▶ [SUPPLIED RECORDS]:
------------------------------------

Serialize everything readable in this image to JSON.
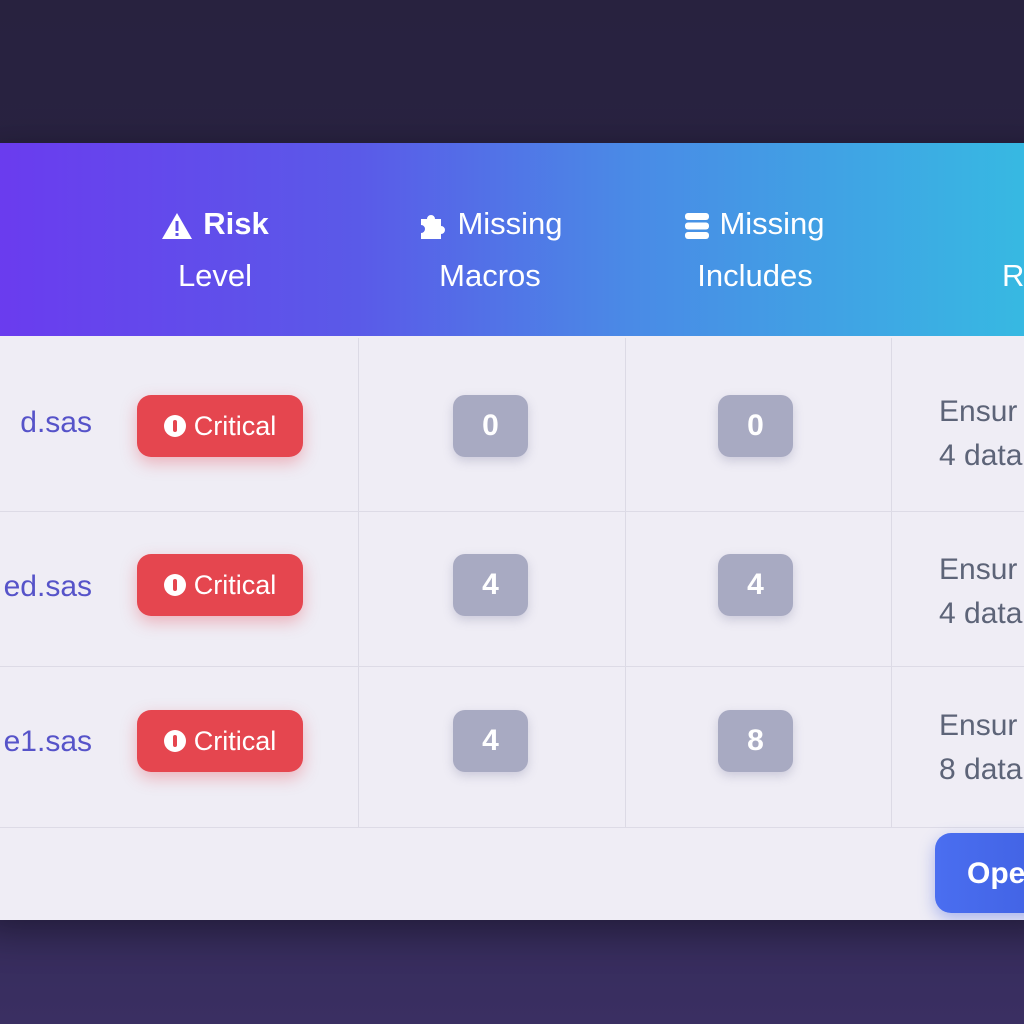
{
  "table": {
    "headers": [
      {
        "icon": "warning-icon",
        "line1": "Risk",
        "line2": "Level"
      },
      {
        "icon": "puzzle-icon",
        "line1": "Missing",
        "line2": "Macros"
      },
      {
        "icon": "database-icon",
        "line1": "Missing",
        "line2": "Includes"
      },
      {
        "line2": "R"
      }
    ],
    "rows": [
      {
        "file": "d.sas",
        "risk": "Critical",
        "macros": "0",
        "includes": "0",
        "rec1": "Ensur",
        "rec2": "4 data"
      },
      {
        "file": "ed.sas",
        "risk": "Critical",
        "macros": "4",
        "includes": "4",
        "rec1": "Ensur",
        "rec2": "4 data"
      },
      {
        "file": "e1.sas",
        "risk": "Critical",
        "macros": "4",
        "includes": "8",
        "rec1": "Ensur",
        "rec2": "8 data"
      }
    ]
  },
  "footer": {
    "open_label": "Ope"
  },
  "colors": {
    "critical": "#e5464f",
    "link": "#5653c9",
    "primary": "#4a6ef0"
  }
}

------------------------------------

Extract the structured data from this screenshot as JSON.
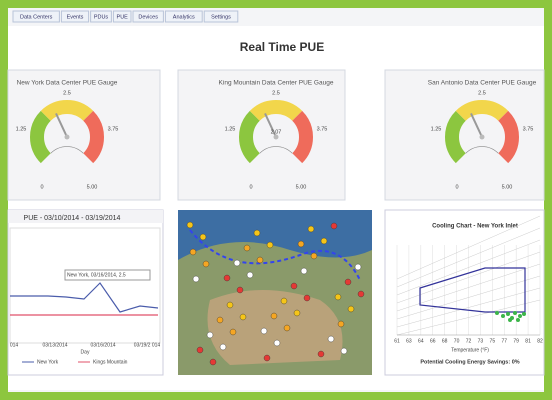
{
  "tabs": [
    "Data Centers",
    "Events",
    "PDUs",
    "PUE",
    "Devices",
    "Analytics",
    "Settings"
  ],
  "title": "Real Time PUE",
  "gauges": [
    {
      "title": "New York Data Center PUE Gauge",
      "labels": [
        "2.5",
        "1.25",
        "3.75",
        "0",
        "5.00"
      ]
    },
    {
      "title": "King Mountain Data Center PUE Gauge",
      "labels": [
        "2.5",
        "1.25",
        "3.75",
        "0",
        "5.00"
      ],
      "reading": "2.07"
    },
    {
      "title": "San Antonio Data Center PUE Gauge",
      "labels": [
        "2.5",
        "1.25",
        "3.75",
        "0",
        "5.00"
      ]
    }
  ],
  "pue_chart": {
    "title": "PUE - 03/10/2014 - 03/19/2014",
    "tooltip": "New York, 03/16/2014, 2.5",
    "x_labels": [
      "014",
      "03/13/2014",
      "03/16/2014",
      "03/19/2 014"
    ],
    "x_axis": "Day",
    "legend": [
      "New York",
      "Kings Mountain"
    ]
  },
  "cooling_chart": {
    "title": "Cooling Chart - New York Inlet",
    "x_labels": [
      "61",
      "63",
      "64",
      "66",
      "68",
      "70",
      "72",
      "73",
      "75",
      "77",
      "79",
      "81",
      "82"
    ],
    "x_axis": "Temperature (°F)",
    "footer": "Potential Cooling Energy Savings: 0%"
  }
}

------------------------------------

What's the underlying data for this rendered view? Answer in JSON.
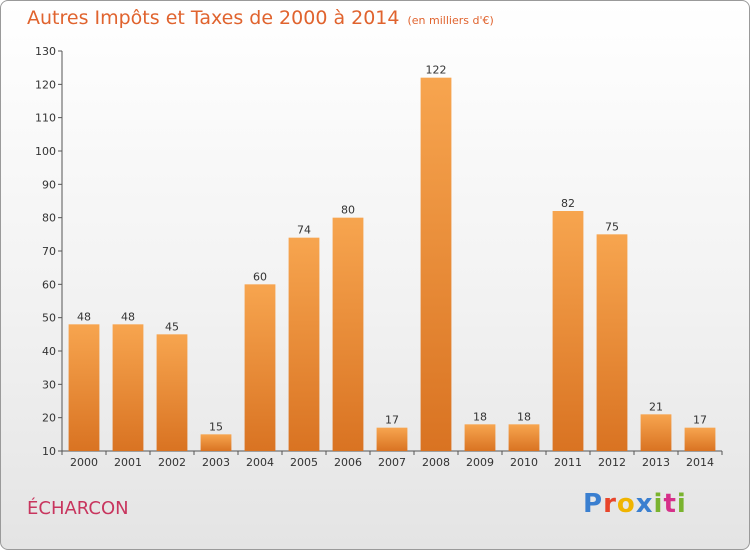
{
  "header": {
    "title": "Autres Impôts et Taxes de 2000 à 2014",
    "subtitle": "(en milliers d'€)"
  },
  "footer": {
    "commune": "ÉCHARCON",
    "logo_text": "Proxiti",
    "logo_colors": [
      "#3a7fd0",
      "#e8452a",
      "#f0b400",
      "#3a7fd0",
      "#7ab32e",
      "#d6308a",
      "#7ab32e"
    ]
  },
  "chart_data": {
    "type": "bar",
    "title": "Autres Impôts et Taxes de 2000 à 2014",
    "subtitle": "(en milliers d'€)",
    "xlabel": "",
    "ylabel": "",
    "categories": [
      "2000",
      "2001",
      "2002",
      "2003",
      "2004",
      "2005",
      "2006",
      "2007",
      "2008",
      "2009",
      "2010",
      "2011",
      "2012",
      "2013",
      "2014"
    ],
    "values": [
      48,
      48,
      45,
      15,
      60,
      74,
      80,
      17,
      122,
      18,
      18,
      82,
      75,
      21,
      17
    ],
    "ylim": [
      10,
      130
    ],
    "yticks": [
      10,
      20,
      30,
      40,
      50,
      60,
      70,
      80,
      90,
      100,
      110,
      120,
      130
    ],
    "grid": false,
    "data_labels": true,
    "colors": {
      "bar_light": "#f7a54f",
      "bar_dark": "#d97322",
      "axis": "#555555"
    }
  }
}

------------------------------------

▶ [WORK TO DO]: Pull out the lines above in which the word "JSON" appears.

▶ [THE RESULT]:
Serialize everything readable in this image to JSON.
Extract the structured data from this screenshot as JSON.
What's the underlying data for this rendered view? Answer in JSON.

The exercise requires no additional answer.